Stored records

^^^^^^^^

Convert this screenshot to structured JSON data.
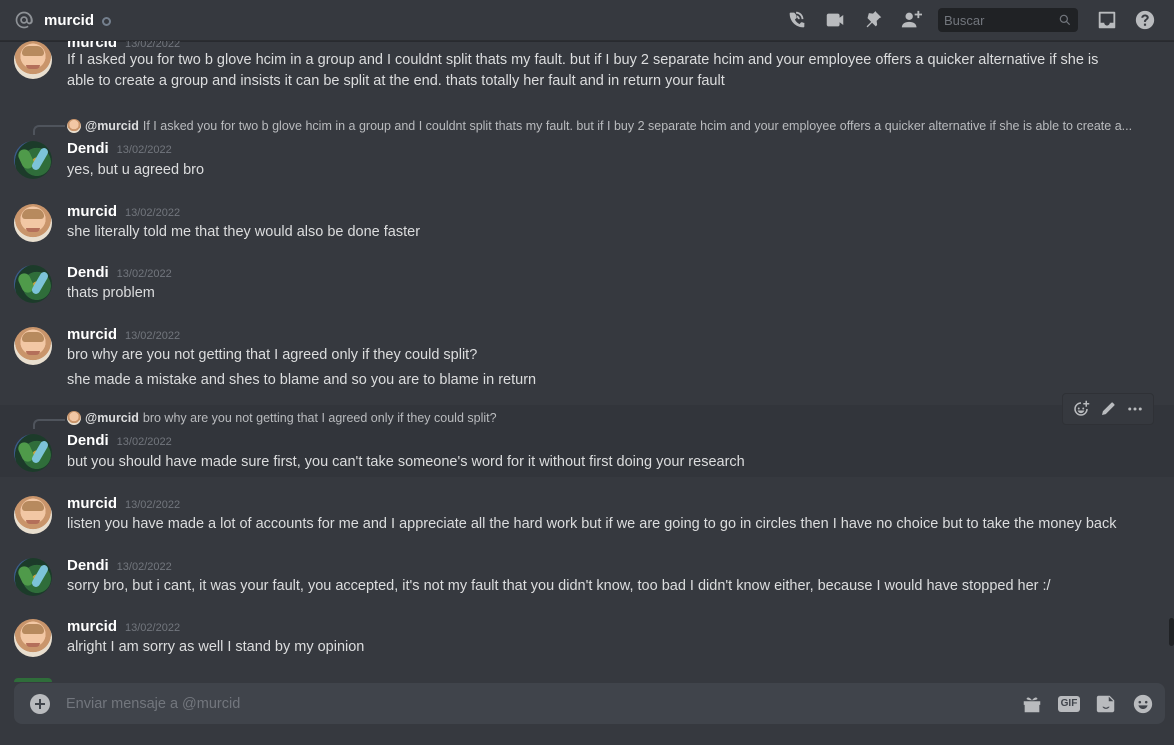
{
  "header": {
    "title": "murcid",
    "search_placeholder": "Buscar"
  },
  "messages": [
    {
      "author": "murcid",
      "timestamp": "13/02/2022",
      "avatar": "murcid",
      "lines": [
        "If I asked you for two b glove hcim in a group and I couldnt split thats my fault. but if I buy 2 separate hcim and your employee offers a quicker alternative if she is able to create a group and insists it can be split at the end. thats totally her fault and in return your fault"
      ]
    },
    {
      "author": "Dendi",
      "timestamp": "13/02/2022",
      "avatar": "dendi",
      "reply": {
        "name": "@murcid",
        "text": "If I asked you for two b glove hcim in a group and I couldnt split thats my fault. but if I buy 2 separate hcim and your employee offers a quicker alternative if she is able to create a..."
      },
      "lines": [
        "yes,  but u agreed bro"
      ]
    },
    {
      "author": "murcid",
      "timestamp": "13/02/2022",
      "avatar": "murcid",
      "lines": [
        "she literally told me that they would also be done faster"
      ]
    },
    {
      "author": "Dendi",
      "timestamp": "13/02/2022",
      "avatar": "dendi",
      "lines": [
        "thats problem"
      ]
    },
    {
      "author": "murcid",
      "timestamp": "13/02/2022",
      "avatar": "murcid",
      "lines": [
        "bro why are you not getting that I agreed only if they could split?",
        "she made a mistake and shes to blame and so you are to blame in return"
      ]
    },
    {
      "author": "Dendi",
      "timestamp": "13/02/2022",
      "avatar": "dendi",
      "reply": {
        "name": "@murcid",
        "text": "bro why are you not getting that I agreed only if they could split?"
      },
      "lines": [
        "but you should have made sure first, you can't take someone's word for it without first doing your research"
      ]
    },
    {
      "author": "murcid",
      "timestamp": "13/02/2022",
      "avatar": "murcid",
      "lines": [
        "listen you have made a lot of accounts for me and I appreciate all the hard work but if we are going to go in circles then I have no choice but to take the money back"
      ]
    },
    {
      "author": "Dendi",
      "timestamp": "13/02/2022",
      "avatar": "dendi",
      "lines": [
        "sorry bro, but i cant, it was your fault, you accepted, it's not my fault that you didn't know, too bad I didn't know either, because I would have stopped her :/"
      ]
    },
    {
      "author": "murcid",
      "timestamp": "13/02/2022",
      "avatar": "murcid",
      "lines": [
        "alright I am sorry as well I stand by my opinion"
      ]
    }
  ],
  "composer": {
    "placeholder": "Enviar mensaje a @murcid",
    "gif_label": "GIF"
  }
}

^^^^^^^^

> Task instructions: Pictures in the records above are not copied; print everything else exactly.

> Task answer:
Convert this screenshot to structured JSON data.
{
  "header": {
    "title": "murcid",
    "search_placeholder": "Buscar"
  },
  "messages": [
    {
      "author": "murcid",
      "timestamp": "13/02/2022",
      "avatar": "murcid",
      "lines": [
        "If I asked you for two b glove hcim in a group and I couldnt split thats my fault. but if I buy 2 separate hcim and your employee offers a quicker alternative if she is able to create a group and insists it can be split at the end. thats totally her fault and in return your fault"
      ]
    },
    {
      "author": "Dendi",
      "timestamp": "13/02/2022",
      "avatar": "dendi",
      "reply": {
        "name": "@murcid",
        "text": "If I asked you for two b glove hcim in a group and I couldnt split thats my fault. but if I buy 2 separate hcim and your employee offers a quicker alternative if she is able to create a..."
      },
      "lines": [
        "yes,  but u agreed bro"
      ]
    },
    {
      "author": "murcid",
      "timestamp": "13/02/2022",
      "avatar": "murcid",
      "lines": [
        "she literally told me that they would also be done faster"
      ]
    },
    {
      "author": "Dendi",
      "timestamp": "13/02/2022",
      "avatar": "dendi",
      "lines": [
        "thats problem"
      ]
    },
    {
      "author": "murcid",
      "timestamp": "13/02/2022",
      "avatar": "murcid",
      "lines": [
        "bro why are you not getting that I agreed only if they could split?",
        "she made a mistake and shes to blame and so you are to blame in return"
      ]
    },
    {
      "author": "Dendi",
      "timestamp": "13/02/2022",
      "avatar": "dendi",
      "reply": {
        "name": "@murcid",
        "text": "bro why are you not getting that I agreed only if they could split?"
      },
      "lines": [
        "but you should have made sure first, you can't take someone's word for it without first doing your research"
      ]
    },
    {
      "author": "murcid",
      "timestamp": "13/02/2022",
      "avatar": "murcid",
      "lines": [
        "listen you have made a lot of accounts for me and I appreciate all the hard work but if we are going to go in circles then I have no choice but to take the money back"
      ]
    },
    {
      "author": "Dendi",
      "timestamp": "13/02/2022",
      "avatar": "dendi",
      "lines": [
        "sorry bro, but i cant, it was your fault, you accepted, it's not my fault that you didn't know, too bad I didn't know either, because I would have stopped her :/"
      ]
    },
    {
      "author": "murcid",
      "timestamp": "13/02/2022",
      "avatar": "murcid",
      "lines": [
        "alright I am sorry as well I stand by my opinion"
      ]
    }
  ],
  "composer": {
    "placeholder": "Enviar mensaje a @murcid",
    "gif_label": "GIF"
  }
}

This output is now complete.